[Extracted records]
◇ ◇ ◇ ◇ ◇
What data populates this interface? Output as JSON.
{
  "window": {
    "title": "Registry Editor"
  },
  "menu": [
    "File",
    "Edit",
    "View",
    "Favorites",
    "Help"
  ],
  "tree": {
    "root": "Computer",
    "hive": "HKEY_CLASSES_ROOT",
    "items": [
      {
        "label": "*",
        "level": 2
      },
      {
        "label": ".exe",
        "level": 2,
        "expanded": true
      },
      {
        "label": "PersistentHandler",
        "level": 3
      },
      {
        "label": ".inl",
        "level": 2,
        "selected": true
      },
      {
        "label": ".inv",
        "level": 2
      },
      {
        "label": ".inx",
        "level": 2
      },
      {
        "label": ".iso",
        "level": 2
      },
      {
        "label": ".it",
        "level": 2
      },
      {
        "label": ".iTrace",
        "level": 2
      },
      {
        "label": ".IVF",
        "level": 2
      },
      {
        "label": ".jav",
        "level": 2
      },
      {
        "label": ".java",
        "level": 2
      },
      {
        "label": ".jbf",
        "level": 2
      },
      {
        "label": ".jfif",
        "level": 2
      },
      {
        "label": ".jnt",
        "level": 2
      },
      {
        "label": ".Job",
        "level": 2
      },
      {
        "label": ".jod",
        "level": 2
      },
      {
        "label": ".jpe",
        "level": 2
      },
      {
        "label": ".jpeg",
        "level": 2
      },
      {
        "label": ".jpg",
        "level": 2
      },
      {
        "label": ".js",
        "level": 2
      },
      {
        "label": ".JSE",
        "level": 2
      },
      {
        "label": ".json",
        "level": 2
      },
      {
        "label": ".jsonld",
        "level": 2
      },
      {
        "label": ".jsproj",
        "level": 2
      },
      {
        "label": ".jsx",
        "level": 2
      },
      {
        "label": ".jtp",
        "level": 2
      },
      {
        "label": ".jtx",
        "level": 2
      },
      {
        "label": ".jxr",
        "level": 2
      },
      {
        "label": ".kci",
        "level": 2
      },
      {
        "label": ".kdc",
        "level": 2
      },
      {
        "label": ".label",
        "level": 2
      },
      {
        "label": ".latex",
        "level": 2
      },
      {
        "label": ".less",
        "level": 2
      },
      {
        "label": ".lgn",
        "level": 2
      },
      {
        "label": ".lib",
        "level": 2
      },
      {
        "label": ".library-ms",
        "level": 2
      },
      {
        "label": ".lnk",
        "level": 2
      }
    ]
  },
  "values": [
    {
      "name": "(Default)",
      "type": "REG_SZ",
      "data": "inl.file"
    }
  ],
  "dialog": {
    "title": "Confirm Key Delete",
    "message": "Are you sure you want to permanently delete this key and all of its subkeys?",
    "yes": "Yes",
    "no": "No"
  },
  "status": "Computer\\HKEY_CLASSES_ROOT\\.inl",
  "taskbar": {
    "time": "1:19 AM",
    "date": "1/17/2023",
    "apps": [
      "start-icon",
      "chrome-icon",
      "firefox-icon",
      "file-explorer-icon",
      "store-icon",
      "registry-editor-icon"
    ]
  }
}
◇ ◇ ◇ ◇ ◇
## INSTRUCTION
Look for the word "icon" in every line of the listing and copy the lines that have it.

## FINAL RESULT
      "start-icon",
      "chrome-icon",
      "firefox-icon",
      "file-explorer-icon",
      "store-icon",
      "registry-editor-icon"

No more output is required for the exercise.